**GIVEN DATA:**
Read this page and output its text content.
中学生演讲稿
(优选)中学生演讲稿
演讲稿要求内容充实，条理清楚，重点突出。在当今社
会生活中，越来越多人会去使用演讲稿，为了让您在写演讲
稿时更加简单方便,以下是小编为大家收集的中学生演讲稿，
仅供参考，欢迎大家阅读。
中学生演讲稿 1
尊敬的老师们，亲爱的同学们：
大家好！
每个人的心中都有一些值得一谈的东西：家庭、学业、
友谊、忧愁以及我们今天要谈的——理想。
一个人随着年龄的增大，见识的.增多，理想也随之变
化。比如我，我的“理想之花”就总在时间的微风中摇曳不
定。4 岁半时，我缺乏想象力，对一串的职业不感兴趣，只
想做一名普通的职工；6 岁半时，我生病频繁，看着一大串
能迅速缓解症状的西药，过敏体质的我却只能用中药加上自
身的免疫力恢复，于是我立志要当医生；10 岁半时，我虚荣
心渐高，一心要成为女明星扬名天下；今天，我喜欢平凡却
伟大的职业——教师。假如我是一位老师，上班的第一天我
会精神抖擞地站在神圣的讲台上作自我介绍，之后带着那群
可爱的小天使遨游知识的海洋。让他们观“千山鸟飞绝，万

**GOAL OF THE EXERCISE:**
Repeat the data above exactly.

**EXPECTED ANSWER:**
Read this page and output its text content.
中学生演讲稿
(优选)中学生演讲稿
演讲稿要求内容充实，条理清楚，重点突出。在当今社
会生活中，越来越多人会去使用演讲稿，为了让您在写演讲
稿时更加简单方便,以下是小编为大家收集的中学生演讲稿，
仅供参考，欢迎大家阅读。
中学生演讲稿 1
尊敬的老师们，亲爱的同学们：
大家好！
每个人的心中都有一些值得一谈的东西：家庭、学业、
友谊、忧愁以及我们今天要谈的——理想。
一个人随着年龄的增大，见识的.增多，理想也随之变
化。比如我，我的“理想之花”就总在时间的微风中摇曳不
定。4 岁半时，我缺乏想象力，对一串的职业不感兴趣，只
想做一名普通的职工；6 岁半时，我生病频繁，看着一大串
能迅速缓解症状的西药，过敏体质的我却只能用中药加上自
身的免疫力恢复，于是我立志要当医生；10 岁半时，我虚荣
心渐高，一心要成为女明星扬名天下；今天，我喜欢平凡却
伟大的职业——教师。假如我是一位老师，上班的第一天我
会精神抖擞地站在神圣的讲台上作自我介绍，之后带着那群
可爱的小天使遨游知识的海洋。让他们观“千山鸟飞绝，万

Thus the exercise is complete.